(Chart and figure data)
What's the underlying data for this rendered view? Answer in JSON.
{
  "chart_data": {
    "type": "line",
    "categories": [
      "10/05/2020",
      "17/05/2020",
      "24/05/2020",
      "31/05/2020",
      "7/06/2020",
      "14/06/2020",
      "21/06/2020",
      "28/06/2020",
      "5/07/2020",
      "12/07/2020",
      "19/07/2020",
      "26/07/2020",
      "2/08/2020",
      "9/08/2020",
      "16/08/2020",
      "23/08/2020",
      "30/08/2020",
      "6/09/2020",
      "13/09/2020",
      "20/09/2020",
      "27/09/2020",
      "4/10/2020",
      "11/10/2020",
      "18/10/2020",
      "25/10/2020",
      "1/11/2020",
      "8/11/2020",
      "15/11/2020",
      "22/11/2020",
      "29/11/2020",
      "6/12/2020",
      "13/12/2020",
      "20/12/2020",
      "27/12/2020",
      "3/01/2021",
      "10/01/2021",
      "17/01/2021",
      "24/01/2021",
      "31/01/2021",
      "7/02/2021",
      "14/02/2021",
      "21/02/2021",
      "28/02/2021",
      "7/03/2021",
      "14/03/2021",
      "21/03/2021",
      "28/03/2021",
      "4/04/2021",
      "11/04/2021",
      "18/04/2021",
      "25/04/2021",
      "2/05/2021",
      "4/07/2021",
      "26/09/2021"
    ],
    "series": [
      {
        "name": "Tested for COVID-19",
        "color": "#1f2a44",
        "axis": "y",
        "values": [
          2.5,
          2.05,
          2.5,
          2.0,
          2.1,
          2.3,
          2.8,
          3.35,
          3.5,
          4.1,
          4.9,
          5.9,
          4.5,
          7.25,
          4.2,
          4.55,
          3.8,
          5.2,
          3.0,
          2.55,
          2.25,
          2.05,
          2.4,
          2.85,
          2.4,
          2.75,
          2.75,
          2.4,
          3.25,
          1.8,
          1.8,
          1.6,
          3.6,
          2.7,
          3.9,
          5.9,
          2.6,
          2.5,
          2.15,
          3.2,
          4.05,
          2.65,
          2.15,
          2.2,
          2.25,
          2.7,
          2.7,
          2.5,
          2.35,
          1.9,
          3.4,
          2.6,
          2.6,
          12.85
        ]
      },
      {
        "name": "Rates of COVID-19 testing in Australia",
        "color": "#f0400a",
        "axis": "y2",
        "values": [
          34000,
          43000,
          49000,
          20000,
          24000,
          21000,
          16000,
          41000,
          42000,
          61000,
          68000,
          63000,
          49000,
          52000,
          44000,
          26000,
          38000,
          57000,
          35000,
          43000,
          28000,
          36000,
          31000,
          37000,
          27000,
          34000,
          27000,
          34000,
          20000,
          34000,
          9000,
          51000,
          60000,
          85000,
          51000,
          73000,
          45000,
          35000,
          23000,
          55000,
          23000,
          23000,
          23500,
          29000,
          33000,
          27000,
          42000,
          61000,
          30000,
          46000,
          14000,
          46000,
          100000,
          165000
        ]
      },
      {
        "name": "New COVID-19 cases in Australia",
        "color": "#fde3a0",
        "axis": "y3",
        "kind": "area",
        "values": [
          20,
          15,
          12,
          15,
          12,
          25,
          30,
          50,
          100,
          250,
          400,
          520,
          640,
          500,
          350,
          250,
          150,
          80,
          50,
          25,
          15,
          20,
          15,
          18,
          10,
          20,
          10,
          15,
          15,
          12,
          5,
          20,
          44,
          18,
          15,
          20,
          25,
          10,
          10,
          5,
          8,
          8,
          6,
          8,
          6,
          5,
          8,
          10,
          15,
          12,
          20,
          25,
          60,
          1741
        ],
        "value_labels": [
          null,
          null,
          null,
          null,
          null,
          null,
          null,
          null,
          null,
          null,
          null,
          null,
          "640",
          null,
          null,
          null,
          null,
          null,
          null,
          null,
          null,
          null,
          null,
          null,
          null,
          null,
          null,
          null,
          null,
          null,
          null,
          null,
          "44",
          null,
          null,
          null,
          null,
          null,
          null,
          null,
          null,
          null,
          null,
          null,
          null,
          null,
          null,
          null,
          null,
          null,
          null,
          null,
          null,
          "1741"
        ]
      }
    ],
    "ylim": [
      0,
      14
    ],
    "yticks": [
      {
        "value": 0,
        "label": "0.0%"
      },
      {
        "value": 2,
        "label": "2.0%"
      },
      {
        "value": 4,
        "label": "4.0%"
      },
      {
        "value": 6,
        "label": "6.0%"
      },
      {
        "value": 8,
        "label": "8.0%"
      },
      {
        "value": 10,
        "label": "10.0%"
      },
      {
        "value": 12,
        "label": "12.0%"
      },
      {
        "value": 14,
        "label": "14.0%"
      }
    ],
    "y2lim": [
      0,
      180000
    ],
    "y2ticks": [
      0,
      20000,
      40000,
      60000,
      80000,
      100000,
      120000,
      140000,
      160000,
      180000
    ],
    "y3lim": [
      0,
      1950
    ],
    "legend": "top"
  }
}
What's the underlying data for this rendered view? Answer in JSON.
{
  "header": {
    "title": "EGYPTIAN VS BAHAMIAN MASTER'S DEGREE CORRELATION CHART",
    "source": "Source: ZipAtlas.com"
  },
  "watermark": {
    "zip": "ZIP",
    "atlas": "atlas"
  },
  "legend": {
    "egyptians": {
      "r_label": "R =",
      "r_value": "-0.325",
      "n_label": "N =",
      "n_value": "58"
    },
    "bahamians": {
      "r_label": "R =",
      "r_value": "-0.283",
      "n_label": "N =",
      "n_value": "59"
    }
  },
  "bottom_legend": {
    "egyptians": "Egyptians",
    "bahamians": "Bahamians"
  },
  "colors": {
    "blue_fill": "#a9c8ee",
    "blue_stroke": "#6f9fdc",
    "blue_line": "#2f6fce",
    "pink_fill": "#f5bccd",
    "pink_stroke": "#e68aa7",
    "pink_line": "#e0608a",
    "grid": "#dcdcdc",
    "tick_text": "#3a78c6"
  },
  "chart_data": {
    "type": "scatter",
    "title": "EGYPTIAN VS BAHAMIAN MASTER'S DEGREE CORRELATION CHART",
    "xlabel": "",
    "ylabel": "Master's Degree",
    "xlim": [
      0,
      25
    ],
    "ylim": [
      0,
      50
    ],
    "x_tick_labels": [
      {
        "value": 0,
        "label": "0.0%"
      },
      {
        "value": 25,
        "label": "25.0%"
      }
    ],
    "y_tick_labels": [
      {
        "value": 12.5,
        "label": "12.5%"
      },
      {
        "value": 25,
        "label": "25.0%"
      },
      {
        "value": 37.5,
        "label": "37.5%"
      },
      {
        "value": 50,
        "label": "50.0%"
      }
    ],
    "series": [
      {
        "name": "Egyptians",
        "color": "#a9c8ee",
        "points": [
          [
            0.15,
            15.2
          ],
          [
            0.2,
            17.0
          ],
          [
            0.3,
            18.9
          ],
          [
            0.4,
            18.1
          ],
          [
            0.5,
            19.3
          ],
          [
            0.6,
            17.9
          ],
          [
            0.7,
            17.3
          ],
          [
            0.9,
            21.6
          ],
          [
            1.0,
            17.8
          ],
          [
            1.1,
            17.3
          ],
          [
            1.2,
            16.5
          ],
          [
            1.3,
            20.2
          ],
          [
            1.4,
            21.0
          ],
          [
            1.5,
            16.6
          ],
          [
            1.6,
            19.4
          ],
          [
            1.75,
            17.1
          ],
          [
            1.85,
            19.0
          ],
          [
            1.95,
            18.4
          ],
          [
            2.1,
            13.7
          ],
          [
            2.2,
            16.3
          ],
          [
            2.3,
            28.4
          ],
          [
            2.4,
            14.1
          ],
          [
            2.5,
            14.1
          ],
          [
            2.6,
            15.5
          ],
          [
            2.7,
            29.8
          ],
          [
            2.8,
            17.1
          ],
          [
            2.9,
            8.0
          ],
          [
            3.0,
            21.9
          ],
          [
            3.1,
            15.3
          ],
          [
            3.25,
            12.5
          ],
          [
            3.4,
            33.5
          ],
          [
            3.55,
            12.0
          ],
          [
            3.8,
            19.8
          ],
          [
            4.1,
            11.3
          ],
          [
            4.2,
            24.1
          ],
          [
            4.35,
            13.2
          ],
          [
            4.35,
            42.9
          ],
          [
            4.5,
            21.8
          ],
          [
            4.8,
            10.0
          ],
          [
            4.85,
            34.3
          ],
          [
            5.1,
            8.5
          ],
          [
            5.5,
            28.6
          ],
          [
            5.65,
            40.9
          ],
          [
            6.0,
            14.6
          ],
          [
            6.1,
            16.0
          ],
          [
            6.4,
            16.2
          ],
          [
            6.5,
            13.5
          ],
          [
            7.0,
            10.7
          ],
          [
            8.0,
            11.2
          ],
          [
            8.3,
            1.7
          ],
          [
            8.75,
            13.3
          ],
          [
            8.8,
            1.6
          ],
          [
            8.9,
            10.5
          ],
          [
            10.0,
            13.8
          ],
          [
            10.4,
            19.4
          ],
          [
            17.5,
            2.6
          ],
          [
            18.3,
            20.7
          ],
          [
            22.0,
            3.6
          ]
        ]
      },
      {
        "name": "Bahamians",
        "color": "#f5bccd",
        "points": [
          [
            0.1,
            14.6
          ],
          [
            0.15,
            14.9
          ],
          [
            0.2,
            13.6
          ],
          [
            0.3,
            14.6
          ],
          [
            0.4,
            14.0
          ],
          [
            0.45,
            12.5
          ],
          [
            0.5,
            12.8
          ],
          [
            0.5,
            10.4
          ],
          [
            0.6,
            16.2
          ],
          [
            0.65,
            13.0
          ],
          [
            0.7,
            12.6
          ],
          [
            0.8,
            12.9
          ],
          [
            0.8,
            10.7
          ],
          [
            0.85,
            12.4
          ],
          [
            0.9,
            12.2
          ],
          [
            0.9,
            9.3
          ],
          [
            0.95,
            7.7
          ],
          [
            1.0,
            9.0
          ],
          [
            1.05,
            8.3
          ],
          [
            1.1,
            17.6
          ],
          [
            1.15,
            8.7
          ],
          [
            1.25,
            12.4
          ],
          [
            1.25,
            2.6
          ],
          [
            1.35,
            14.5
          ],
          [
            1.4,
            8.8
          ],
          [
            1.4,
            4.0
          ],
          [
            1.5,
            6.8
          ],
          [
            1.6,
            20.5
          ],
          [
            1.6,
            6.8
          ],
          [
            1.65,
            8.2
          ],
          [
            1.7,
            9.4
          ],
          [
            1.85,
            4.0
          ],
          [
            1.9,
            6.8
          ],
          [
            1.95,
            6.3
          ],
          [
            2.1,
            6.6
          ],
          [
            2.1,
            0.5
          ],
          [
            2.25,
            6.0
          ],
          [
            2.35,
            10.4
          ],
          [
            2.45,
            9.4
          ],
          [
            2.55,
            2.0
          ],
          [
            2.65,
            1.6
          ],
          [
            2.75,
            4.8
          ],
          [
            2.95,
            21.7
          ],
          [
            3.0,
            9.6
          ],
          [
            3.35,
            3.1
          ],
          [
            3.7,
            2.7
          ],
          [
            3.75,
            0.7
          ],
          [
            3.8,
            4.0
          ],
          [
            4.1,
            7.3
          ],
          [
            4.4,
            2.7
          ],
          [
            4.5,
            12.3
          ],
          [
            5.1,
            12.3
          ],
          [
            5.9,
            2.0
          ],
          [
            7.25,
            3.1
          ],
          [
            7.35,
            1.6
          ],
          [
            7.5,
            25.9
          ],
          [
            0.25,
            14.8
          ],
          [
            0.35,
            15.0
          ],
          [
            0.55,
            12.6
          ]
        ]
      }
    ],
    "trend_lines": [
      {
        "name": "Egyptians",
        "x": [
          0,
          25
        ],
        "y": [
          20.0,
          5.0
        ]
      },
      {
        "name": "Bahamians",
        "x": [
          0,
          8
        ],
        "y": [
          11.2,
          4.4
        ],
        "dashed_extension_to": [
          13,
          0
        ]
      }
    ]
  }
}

__WHAT THIS TASK INVOLVES__: Go through the records and gather the lines that hold "COVID".

__EXERCISE RESULT__:
        "name": "Tested for COVID-19",
        "name": "Rates of COVID-19 testing in Australia",
        "name": "New COVID-19 cases in Australia",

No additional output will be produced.